DATA LINES:
◆ ◆ ◆ ◆
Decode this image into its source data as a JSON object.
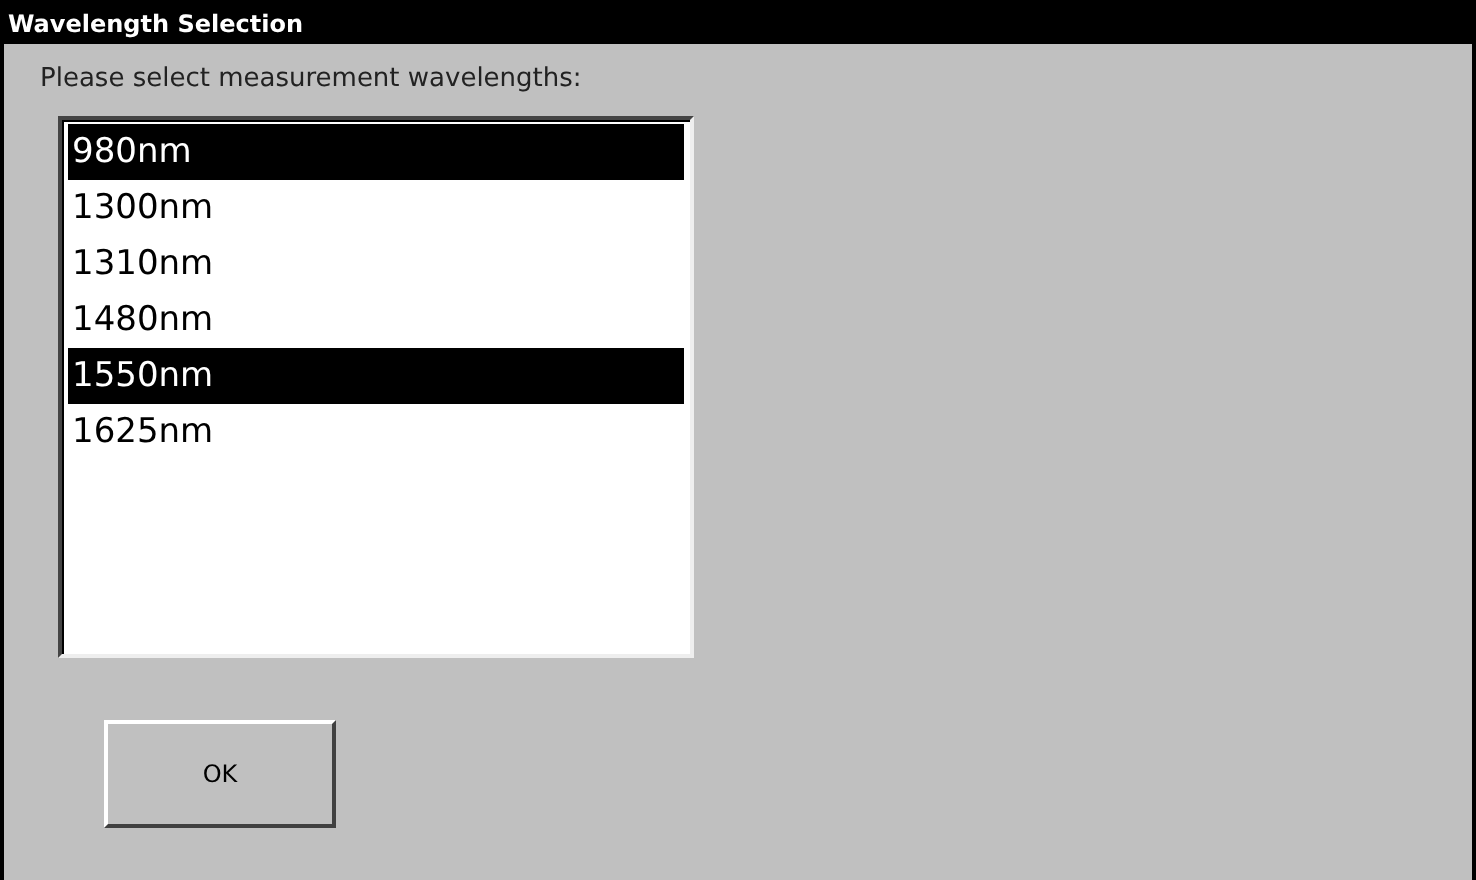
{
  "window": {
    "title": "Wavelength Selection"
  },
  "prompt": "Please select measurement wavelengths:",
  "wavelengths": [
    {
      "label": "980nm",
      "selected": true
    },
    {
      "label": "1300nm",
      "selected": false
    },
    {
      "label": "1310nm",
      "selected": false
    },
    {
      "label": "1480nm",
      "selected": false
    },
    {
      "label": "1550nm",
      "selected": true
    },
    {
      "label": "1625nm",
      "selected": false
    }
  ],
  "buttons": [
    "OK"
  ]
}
◆ ◆ ◆ ◆
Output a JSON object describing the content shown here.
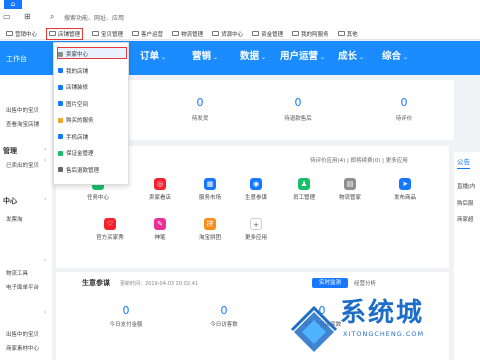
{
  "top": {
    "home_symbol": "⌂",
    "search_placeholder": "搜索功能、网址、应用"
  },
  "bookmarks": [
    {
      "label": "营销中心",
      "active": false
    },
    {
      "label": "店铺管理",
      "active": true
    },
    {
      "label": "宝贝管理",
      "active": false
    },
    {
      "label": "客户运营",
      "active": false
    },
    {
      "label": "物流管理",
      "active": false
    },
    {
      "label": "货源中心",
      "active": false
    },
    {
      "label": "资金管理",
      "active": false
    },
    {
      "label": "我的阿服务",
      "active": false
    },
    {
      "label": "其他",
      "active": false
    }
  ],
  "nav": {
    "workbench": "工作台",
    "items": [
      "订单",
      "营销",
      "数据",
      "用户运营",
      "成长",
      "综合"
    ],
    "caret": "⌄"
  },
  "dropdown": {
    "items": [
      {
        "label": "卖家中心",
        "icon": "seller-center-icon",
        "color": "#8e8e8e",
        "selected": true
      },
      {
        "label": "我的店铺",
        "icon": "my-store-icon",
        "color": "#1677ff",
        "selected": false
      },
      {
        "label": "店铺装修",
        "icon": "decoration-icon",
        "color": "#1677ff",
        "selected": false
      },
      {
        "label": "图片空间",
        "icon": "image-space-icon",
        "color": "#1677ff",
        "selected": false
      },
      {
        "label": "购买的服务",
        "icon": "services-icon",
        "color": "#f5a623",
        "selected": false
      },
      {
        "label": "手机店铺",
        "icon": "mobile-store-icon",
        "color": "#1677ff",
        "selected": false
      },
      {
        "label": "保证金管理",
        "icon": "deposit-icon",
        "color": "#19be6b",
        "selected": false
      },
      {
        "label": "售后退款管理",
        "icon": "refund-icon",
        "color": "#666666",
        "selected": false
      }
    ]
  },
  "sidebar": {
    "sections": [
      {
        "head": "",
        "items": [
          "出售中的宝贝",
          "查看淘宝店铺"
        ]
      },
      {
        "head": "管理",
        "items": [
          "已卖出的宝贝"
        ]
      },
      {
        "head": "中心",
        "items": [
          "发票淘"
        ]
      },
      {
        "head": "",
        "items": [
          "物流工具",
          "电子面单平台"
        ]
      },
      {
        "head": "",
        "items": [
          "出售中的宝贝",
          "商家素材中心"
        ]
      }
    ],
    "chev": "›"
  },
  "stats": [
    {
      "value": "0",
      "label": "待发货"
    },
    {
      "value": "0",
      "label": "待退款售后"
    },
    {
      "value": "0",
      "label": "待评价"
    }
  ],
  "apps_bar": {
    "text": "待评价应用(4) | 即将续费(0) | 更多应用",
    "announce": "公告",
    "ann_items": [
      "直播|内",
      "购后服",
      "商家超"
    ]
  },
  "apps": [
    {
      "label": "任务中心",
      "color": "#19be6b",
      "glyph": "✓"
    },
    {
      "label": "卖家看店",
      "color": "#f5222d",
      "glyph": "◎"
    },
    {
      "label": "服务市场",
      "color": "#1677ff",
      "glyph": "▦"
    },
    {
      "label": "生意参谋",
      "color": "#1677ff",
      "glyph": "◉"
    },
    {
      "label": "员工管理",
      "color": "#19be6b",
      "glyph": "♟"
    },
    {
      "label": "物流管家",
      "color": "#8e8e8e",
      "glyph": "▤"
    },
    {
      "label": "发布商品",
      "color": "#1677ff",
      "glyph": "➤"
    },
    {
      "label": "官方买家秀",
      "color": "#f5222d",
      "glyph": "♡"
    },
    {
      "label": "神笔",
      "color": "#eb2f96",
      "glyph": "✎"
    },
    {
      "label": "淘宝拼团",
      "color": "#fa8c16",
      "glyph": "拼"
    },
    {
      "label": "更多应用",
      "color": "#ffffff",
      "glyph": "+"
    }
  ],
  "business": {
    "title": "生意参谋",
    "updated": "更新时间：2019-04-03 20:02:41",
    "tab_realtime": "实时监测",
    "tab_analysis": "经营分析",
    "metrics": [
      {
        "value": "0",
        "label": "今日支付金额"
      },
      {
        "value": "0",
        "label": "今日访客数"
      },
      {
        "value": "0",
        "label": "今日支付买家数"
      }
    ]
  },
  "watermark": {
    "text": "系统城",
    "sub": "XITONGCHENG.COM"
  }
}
◆ ◆ ◆ ◆
SHORT EXERCISE:
Pick out every line of the listing containing the word "icon", and show those lines.

ANSWER BELOW:
        "icon": "seller-center-icon",
        "icon": "my-store-icon",
        "icon": "decoration-icon",
        "icon": "image-space-icon",
        "icon": "services-icon",
        "icon": "mobile-store-icon",
        "icon": "deposit-icon",
        "icon": "refund-icon",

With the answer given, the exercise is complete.